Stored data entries
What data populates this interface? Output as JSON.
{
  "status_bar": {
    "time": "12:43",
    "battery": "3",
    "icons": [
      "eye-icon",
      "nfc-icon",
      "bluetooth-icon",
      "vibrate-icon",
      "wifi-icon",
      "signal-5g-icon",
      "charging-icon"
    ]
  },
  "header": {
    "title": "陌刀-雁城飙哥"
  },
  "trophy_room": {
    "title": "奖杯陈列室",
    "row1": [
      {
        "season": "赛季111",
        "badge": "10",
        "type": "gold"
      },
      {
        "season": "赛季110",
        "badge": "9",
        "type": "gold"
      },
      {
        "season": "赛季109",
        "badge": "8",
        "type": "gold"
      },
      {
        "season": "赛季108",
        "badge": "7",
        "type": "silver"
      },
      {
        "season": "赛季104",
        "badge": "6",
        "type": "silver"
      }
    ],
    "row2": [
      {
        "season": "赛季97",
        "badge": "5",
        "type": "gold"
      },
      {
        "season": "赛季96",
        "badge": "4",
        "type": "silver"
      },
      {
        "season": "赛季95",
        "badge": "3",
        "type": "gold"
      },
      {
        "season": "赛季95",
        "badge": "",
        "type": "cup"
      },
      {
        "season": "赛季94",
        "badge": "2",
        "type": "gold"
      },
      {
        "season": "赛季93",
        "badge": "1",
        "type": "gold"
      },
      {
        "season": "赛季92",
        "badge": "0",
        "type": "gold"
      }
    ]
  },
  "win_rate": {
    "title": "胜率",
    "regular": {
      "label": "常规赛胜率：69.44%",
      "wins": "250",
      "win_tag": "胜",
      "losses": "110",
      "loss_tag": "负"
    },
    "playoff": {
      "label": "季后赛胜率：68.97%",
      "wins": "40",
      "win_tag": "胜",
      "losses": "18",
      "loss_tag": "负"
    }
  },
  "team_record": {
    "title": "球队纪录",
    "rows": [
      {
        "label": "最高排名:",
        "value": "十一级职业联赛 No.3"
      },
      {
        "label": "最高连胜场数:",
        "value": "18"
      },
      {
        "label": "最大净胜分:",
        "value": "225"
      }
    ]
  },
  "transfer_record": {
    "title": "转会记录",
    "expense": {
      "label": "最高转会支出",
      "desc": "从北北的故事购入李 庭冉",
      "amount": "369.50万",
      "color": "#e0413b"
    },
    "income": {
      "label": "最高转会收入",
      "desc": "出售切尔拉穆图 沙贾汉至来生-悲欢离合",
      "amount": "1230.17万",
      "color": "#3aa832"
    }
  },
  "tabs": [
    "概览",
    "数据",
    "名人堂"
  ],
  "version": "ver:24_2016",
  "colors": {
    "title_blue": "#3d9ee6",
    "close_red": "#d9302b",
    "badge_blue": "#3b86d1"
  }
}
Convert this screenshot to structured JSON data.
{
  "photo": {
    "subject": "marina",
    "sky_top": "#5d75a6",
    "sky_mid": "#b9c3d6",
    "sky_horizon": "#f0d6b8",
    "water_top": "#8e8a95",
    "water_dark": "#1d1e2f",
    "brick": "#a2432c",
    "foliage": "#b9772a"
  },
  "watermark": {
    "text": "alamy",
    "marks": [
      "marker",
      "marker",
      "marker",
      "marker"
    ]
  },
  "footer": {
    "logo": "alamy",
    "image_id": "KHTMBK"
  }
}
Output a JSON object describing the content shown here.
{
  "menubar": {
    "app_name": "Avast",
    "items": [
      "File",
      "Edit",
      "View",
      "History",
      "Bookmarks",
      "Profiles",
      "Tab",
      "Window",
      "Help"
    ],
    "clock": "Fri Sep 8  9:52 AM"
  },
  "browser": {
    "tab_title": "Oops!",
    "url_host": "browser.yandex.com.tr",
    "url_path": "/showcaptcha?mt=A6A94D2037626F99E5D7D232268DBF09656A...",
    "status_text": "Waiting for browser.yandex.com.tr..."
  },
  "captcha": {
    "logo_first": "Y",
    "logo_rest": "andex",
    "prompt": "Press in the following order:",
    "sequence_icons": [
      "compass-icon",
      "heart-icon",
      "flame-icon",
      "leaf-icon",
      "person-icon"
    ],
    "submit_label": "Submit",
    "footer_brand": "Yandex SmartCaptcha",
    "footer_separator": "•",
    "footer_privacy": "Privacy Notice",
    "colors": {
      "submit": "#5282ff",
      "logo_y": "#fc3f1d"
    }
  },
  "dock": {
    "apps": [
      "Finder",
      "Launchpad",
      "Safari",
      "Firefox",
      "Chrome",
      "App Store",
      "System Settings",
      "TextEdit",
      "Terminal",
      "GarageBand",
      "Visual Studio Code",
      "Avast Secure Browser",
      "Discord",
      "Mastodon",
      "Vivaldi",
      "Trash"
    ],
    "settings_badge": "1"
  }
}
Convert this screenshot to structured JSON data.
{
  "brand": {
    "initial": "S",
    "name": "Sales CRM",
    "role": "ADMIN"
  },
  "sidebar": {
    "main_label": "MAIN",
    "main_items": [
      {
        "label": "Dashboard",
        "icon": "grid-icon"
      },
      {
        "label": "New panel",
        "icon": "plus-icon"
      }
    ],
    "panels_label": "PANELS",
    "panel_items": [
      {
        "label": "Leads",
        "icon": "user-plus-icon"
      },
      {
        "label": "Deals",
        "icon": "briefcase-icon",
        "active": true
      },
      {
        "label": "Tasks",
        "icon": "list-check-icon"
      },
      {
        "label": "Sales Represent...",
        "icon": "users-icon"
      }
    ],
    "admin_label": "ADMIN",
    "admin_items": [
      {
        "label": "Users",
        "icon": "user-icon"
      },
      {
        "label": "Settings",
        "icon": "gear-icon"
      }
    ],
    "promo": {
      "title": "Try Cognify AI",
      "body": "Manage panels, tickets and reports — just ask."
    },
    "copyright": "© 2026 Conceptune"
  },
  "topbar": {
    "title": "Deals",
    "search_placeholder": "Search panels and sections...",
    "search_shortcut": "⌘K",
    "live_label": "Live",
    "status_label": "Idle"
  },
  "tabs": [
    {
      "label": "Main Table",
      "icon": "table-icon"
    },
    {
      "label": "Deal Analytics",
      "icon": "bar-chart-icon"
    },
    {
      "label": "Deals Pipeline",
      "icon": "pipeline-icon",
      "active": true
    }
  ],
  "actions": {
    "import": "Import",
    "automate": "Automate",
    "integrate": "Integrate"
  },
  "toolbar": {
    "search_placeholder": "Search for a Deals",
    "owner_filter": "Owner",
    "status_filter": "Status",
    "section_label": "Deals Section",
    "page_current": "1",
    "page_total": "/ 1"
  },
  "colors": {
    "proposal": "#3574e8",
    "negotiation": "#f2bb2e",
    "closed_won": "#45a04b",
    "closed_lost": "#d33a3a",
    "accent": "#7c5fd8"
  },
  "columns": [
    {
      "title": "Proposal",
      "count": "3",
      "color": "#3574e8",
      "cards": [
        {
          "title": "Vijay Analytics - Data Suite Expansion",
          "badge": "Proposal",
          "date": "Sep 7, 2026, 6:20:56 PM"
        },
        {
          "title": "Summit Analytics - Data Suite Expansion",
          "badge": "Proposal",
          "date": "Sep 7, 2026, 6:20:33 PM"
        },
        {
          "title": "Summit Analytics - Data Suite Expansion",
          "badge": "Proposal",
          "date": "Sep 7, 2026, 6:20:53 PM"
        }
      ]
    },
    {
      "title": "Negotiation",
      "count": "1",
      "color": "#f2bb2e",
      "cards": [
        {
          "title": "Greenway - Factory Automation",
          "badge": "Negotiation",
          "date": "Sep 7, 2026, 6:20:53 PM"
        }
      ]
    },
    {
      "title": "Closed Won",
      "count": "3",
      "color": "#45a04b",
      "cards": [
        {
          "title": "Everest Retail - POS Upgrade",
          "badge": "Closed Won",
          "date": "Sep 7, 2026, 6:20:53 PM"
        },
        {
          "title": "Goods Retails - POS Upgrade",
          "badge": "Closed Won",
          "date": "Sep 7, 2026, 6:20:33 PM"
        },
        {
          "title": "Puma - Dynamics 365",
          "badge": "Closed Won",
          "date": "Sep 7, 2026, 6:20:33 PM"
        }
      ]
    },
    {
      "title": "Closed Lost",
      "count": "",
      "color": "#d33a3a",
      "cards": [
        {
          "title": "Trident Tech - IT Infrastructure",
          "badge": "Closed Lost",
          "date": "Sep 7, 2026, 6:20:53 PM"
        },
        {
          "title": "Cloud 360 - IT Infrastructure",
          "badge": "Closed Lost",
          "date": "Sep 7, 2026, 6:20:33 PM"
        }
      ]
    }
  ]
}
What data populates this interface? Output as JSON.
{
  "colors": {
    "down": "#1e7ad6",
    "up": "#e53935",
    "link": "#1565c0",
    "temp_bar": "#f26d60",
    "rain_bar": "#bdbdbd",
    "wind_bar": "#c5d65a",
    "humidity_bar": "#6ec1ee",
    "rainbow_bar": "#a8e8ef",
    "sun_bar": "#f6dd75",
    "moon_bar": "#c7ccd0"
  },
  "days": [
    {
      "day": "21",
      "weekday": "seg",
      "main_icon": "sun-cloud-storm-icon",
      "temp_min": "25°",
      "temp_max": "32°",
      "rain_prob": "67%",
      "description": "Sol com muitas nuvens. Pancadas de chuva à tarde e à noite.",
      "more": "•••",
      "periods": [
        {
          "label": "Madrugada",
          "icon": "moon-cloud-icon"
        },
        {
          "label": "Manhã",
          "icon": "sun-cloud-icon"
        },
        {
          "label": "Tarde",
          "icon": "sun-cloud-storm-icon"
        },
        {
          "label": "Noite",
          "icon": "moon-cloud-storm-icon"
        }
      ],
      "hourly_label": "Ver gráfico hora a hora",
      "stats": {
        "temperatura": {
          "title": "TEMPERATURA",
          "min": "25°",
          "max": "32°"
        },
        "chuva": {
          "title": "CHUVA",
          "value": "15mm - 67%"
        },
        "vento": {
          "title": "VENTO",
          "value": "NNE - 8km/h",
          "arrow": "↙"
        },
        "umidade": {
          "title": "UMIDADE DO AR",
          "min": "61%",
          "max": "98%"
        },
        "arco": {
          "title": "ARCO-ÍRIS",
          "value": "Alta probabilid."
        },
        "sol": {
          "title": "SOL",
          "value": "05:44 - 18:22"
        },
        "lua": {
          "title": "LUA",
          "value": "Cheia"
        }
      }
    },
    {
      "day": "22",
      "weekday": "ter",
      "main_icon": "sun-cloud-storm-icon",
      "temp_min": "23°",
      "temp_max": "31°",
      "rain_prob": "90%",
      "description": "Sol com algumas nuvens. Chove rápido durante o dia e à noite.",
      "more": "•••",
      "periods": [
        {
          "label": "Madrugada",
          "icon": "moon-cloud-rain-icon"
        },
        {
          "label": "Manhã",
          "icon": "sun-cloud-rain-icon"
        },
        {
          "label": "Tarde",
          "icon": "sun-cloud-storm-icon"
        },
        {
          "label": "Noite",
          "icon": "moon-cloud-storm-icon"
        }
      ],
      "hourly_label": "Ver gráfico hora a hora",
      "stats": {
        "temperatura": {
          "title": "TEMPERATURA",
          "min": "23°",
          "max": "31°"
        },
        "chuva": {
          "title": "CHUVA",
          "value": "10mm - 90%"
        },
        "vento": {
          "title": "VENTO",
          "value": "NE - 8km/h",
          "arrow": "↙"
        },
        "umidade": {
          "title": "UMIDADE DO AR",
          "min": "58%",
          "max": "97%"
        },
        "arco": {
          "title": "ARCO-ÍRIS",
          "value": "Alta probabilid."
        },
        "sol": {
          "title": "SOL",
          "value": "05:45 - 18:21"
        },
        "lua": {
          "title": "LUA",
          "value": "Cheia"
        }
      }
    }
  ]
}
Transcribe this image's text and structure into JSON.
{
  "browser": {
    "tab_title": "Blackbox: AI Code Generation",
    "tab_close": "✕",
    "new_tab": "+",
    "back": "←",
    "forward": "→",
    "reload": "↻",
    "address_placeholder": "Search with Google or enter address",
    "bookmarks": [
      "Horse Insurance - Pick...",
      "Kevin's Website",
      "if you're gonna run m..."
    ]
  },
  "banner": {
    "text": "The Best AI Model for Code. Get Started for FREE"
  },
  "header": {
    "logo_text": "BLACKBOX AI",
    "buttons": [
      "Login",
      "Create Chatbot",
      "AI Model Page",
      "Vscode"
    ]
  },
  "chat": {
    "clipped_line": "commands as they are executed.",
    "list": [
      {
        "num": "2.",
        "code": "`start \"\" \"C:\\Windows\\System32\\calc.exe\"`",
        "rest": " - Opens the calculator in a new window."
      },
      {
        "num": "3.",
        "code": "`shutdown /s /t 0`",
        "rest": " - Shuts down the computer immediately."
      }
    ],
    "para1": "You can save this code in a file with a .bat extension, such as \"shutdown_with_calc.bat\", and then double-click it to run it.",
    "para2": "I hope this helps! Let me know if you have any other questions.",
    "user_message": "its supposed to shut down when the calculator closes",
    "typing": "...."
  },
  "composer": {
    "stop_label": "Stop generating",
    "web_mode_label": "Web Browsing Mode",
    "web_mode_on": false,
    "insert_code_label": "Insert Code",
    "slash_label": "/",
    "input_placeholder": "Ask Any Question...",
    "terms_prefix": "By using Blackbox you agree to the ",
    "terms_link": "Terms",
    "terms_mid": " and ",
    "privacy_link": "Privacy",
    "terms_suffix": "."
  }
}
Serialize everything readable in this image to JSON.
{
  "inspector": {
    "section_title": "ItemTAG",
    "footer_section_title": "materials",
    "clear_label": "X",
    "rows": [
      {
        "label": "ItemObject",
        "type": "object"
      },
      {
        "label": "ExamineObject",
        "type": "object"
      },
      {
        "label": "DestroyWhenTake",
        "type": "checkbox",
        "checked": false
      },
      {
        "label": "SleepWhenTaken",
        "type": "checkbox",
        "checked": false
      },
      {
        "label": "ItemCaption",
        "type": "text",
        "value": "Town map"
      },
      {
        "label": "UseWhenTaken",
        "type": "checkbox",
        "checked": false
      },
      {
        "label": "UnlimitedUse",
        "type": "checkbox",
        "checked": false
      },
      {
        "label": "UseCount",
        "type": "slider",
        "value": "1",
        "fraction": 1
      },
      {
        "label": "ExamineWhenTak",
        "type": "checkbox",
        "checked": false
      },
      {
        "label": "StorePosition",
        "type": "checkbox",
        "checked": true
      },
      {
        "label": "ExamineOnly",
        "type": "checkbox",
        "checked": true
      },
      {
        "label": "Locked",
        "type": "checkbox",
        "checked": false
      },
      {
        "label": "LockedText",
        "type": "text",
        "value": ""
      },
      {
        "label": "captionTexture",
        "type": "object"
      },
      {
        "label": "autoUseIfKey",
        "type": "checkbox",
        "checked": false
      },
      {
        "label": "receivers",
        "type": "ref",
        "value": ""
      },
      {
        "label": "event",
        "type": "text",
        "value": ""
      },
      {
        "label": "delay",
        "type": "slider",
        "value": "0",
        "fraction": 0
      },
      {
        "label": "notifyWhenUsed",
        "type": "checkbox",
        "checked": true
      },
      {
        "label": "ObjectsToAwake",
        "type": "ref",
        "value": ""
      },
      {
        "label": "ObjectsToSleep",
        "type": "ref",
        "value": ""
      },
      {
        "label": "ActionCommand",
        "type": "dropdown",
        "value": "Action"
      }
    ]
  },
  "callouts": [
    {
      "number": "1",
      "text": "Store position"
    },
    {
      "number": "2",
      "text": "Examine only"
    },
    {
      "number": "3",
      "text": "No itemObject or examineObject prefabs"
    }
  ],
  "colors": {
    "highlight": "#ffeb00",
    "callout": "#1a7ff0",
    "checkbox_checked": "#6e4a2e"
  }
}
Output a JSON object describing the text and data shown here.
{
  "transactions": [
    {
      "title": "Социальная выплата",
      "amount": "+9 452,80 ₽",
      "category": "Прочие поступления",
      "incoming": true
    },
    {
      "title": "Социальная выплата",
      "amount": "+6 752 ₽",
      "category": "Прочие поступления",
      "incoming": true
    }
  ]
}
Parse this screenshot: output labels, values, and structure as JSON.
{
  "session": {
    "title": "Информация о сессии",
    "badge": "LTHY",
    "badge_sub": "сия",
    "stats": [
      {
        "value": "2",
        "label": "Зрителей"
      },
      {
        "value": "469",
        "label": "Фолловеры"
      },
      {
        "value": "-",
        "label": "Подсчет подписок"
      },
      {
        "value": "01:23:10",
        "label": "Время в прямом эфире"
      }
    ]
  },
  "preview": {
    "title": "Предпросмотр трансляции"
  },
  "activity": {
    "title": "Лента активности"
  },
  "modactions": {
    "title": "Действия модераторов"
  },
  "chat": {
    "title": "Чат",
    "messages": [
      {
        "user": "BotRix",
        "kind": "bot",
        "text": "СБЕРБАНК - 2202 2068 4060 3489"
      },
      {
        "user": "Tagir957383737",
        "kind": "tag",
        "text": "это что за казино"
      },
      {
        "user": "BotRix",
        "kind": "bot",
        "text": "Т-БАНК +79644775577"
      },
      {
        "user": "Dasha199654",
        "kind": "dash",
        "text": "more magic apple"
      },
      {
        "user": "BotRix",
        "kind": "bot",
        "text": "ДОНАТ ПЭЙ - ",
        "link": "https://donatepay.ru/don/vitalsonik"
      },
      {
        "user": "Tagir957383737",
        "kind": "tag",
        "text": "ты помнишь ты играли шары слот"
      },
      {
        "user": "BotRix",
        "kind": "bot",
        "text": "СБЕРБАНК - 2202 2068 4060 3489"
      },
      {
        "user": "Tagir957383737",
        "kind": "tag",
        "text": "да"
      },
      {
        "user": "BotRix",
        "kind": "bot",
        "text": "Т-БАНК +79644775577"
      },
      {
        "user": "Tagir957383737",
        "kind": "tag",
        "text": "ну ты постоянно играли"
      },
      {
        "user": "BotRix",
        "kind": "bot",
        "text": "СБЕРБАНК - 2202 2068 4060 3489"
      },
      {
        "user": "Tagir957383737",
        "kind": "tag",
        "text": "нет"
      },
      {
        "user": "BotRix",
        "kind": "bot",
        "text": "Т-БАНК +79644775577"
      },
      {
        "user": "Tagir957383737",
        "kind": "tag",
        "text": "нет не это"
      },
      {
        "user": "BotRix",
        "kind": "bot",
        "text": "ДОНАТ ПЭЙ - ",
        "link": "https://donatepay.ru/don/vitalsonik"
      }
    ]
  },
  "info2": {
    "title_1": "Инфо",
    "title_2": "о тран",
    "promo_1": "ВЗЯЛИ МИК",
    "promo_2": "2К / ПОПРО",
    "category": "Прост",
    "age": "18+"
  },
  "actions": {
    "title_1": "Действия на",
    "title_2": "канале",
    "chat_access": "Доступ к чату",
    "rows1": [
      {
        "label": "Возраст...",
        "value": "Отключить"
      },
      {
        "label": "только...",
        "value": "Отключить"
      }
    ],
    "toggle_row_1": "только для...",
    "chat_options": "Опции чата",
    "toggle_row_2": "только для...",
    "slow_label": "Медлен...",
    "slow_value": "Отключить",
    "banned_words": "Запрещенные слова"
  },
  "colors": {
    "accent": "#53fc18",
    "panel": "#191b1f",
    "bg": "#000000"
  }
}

▸ **REQUIRED WORK**
Going through the data, tally the lines containing "Deals" and report only the result.

▸ **PROBLEM SOLUTION**
5